Exercise prompt: Transcribe the data that follows precisely, omitting nothing.

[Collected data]
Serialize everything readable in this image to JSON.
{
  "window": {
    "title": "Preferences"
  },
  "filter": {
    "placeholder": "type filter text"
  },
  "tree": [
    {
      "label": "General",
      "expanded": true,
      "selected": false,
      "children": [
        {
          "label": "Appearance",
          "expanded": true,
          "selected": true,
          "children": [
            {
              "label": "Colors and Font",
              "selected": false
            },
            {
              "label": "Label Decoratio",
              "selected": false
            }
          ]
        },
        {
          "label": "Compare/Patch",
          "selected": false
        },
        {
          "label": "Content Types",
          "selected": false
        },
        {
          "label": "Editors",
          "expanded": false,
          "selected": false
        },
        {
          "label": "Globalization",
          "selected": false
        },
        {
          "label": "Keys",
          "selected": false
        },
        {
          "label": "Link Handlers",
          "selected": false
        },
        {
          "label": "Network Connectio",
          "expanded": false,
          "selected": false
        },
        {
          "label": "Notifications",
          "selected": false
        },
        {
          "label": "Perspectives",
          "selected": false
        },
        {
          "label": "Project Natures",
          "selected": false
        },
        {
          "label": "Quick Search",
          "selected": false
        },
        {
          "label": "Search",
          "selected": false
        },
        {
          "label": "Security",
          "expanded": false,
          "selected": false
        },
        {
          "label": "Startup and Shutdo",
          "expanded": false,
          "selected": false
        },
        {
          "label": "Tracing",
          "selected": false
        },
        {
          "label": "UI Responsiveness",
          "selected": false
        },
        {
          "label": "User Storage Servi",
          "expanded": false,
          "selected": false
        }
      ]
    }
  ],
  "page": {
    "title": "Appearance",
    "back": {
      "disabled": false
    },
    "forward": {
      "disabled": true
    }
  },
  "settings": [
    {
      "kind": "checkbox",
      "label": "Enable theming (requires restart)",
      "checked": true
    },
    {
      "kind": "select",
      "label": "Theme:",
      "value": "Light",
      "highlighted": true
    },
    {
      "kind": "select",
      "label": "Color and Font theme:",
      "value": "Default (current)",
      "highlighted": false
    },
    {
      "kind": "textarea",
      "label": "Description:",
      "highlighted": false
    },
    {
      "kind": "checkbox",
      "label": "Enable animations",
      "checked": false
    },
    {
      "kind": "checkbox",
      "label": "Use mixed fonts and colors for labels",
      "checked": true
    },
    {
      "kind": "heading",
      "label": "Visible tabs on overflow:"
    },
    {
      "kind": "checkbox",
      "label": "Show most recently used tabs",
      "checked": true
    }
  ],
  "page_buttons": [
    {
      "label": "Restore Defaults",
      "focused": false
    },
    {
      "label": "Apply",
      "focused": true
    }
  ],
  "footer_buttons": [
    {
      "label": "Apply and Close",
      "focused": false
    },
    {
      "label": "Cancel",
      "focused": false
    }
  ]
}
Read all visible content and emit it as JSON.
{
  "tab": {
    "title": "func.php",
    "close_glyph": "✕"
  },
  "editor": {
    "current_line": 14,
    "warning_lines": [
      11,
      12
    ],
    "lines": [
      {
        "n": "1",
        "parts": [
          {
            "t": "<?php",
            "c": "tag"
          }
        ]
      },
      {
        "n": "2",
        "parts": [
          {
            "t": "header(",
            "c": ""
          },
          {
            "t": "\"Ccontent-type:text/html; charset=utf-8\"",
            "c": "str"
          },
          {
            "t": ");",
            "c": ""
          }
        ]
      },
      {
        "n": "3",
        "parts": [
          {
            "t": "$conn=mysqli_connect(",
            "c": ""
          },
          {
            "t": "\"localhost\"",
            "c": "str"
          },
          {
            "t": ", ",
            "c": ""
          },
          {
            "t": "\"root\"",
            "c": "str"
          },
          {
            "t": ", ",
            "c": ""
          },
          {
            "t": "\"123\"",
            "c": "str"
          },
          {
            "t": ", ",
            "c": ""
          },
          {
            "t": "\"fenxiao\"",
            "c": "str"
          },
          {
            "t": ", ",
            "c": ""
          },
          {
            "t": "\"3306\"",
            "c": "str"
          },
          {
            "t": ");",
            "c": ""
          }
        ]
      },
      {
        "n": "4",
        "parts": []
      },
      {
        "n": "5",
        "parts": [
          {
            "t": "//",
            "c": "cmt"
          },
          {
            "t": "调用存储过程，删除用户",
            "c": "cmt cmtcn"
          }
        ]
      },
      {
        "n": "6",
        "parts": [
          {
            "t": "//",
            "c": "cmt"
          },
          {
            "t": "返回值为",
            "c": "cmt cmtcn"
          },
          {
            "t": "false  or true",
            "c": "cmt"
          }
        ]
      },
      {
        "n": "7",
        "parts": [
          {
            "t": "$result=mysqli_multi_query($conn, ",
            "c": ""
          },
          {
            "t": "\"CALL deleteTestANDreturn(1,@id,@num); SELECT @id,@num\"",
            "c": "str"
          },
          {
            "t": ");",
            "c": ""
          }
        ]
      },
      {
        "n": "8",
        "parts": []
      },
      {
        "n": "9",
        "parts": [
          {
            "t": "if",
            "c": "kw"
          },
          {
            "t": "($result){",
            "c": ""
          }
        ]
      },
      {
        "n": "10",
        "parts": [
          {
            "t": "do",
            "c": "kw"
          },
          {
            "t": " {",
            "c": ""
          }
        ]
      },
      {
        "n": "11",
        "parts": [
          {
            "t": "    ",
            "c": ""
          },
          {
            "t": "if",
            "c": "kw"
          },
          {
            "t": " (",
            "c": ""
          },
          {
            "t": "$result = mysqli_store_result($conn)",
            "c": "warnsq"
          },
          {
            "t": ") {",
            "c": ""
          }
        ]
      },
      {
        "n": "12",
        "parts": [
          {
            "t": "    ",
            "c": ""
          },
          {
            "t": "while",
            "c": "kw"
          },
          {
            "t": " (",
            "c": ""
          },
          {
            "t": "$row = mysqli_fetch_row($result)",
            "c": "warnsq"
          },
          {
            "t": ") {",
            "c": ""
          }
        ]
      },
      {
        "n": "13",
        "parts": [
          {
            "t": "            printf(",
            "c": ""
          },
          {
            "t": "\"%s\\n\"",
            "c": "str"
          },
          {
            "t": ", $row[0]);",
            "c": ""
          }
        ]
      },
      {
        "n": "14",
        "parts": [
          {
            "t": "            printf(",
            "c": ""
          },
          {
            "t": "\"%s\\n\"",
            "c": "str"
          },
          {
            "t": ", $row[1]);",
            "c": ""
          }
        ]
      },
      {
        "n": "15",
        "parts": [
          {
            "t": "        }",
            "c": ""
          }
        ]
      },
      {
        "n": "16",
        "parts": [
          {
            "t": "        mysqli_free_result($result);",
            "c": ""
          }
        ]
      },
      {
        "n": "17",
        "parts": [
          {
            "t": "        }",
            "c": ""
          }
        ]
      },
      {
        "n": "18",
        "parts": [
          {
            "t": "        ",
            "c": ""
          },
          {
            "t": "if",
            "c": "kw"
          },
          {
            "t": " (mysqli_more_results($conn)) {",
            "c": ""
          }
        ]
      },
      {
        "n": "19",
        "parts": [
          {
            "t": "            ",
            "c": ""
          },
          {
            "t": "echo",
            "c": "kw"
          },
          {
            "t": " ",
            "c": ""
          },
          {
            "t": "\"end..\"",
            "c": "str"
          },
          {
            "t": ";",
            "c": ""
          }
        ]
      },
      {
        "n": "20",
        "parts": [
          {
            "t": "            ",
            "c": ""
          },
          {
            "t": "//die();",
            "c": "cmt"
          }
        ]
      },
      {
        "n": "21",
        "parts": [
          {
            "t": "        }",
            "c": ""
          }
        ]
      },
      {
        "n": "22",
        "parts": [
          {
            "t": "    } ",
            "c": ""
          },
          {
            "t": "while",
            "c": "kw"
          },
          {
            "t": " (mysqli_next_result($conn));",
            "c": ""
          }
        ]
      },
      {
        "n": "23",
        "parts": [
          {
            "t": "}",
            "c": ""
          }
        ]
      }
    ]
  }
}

Finished exercise:
Serialize everything readable in this image to JSON.
{
  "window": {
    "title": "Preferences"
  },
  "filter": {
    "placeholder": "type filter text"
  },
  "tree": [
    {
      "label": "General",
      "expanded": true,
      "selected": false,
      "children": [
        {
          "label": "Appearance",
          "expanded": true,
          "selected": true,
          "children": [
            {
              "label": "Colors and Font",
              "selected": false
            },
            {
              "label": "Label Decoratio",
              "selected": false
            }
          ]
        },
        {
          "label": "Compare/Patch",
          "selected": false
        },
        {
          "label": "Content Types",
          "selected": false
        },
        {
          "label": "Editors",
          "expanded": false,
          "selected": false
        },
        {
          "label": "Globalization",
          "selected": false
        },
        {
          "label": "Keys",
          "selected": false
        },
        {
          "label": "Link Handlers",
          "selected": false
        },
        {
          "label": "Network Connectio",
          "expanded": false,
          "selected": false
        },
        {
          "label": "Notifications",
          "selected": false
        },
        {
          "label": "Perspectives",
          "selected": false
        },
        {
          "label": "Project Natures",
          "selected": false
        },
        {
          "label": "Quick Search",
          "selected": false
        },
        {
          "label": "Search",
          "selected": false
        },
        {
          "label": "Security",
          "expanded": false,
          "selected": false
        },
        {
          "label": "Startup and Shutdo",
          "expanded": false,
          "selected": false
        },
        {
          "label": "Tracing",
          "selected": false
        },
        {
          "label": "UI Responsiveness",
          "selected": false
        },
        {
          "label": "User Storage Servi",
          "expanded": false,
          "selected": false
        }
      ]
    }
  ],
  "page": {
    "title": "Appearance",
    "back": {
      "disabled": false
    },
    "forward": {
      "disabled": true
    }
  },
  "settings": [
    {
      "kind": "checkbox",
      "label": "Enable theming (requires restart)",
      "checked": true
    },
    {
      "kind": "select",
      "label": "Theme:",
      "value": "Light",
      "highlighted": true
    },
    {
      "kind": "select",
      "label": "Color and Font theme:",
      "value": "Default (current)",
      "highlighted": false
    },
    {
      "kind": "textarea",
      "label": "Description:",
      "highlighted": false
    },
    {
      "kind": "checkbox",
      "label": "Enable animations",
      "checked": false
    },
    {
      "kind": "checkbox",
      "label": "Use mixed fonts and colors for labels",
      "checked": true
    },
    {
      "kind": "heading",
      "label": "Visible tabs on overflow:"
    },
    {
      "kind": "checkbox",
      "label": "Show most recently used tabs",
      "checked": true
    }
  ],
  "page_buttons": [
    {
      "label": "Restore Defaults",
      "focused": false
    },
    {
      "label": "Apply",
      "focused": true
    }
  ],
  "footer_buttons": [
    {
      "label": "Apply and Close",
      "focused": false
    },
    {
      "label": "Cancel",
      "focused": false
    }
  ]
}
Read all visible content and emit it as JSON.
{
  "tab": {
    "title": "func.php",
    "close_glyph": "✕"
  },
  "editor": {
    "current_line": 14,
    "warning_lines": [
      11,
      12
    ],
    "lines": [
      {
        "n": "1",
        "parts": [
          {
            "t": "<?php",
            "c": "tag"
          }
        ]
      },
      {
        "n": "2",
        "parts": [
          {
            "t": "header(",
            "c": ""
          },
          {
            "t": "\"Ccontent-type:text/html; charset=utf-8\"",
            "c": "str"
          },
          {
            "t": ");",
            "c": ""
          }
        ]
      },
      {
        "n": "3",
        "parts": [
          {
            "t": "$conn=mysqli_connect(",
            "c": ""
          },
          {
            "t": "\"localhost\"",
            "c": "str"
          },
          {
            "t": ", ",
            "c": ""
          },
          {
            "t": "\"root\"",
            "c": "str"
          },
          {
            "t": ", ",
            "c": ""
          },
          {
            "t": "\"123\"",
            "c": "str"
          },
          {
            "t": ", ",
            "c": ""
          },
          {
            "t": "\"fenxiao\"",
            "c": "str"
          },
          {
            "t": ", ",
            "c": ""
          },
          {
            "t": "\"3306\"",
            "c": "str"
          },
          {
            "t": ");",
            "c": ""
          }
        ]
      },
      {
        "n": "4",
        "parts": []
      },
      {
        "n": "5",
        "parts": [
          {
            "t": "//",
            "c": "cmt"
          },
          {
            "t": "调用存储过程，删除用户",
            "c": "cmt cmtcn"
          }
        ]
      },
      {
        "n": "6",
        "parts": [
          {
            "t": "//",
            "c": "cmt"
          },
          {
            "t": "返回值为",
            "c": "cmt cmtcn"
          },
          {
            "t": "false  or true",
            "c": "cmt"
          }
        ]
      },
      {
        "n": "7",
        "parts": [
          {
            "t": "$result=mysqli_multi_query($conn, ",
            "c": ""
          },
          {
            "t": "\"CALL deleteTestANDreturn(1,@id,@num); SELECT @id,@num\"",
            "c": "str"
          },
          {
            "t": ");",
            "c": ""
          }
        ]
      },
      {
        "n": "8",
        "parts": []
      },
      {
        "n": "9",
        "parts": [
          {
            "t": "if",
            "c": "kw"
          },
          {
            "t": "($result){",
            "c": ""
          }
        ]
      },
      {
        "n": "10",
        "parts": [
          {
            "t": "do",
            "c": "kw"
          },
          {
            "t": " {",
            "c": ""
          }
        ]
      },
      {
        "n": "11",
        "parts": [
          {
            "t": "    ",
            "c": ""
          },
          {
            "t": "if",
            "c": "kw"
          },
          {
            "t": " (",
            "c": ""
          },
          {
            "t": "$result = mysqli_store_result($conn)",
            "c": "warnsq"
          },
          {
            "t": ") {",
            "c": ""
          }
        ]
      },
      {
        "n": "12",
        "parts": [
          {
            "t": "    ",
            "c": ""
          },
          {
            "t": "while",
            "c": "kw"
          },
          {
            "t": " (",
            "c": ""
          },
          {
            "t": "$row = mysqli_fetch_row($result)",
            "c": "warnsq"
          },
          {
            "t": ") {",
            "c": ""
          }
        ]
      },
      {
        "n": "13",
        "parts": [
          {
            "t": "            printf(",
            "c": ""
          },
          {
            "t": "\"%s\\n\"",
            "c": "str"
          },
          {
            "t": ", $row[0]);",
            "c": ""
          }
        ]
      },
      {
        "n": "14",
        "parts": [
          {
            "t": "            printf(",
            "c": ""
          },
          {
            "t": "\"%s\\n\"",
            "c": "str"
          },
          {
            "t": ", $row[1]);",
            "c": ""
          }
        ]
      },
      {
        "n": "15",
        "parts": [
          {
            "t": "        }",
            "c": ""
          }
        ]
      },
      {
        "n": "16",
        "parts": [
          {
            "t": "        mysqli_free_result($result);",
            "c": ""
          }
        ]
      },
      {
        "n": "17",
        "parts": [
          {
            "t": "        }",
            "c": ""
          }
        ]
      },
      {
        "n": "18",
        "parts": [
          {
            "t": "        ",
            "c": ""
          },
          {
            "t": "if",
            "c": "kw"
          },
          {
            "t": " (mysqli_more_results($conn)) {",
            "c": ""
          }
        ]
      },
      {
        "n": "19",
        "parts": [
          {
            "t": "            ",
            "c": ""
          },
          {
            "t": "echo",
            "c": "kw"
          },
          {
            "t": " ",
            "c": ""
          },
          {
            "t": "\"end..\"",
            "c": "str"
          },
          {
            "t": ";",
            "c": ""
          }
        ]
      },
      {
        "n": "20",
        "parts": [
          {
            "t": "            ",
            "c": ""
          },
          {
            "t": "//die();",
            "c": "cmt"
          }
        ]
      },
      {
        "n": "21",
        "parts": [
          {
            "t": "        }",
            "c": ""
          }
        ]
      },
      {
        "n": "22",
        "parts": [
          {
            "t": "    } ",
            "c": ""
          },
          {
            "t": "while",
            "c": "kw"
          },
          {
            "t": " (mysqli_next_result($conn));",
            "c": ""
          }
        ]
      },
      {
        "n": "23",
        "parts": [
          {
            "t": "}",
            "c": ""
          }
        ]
      }
    ]
  }
}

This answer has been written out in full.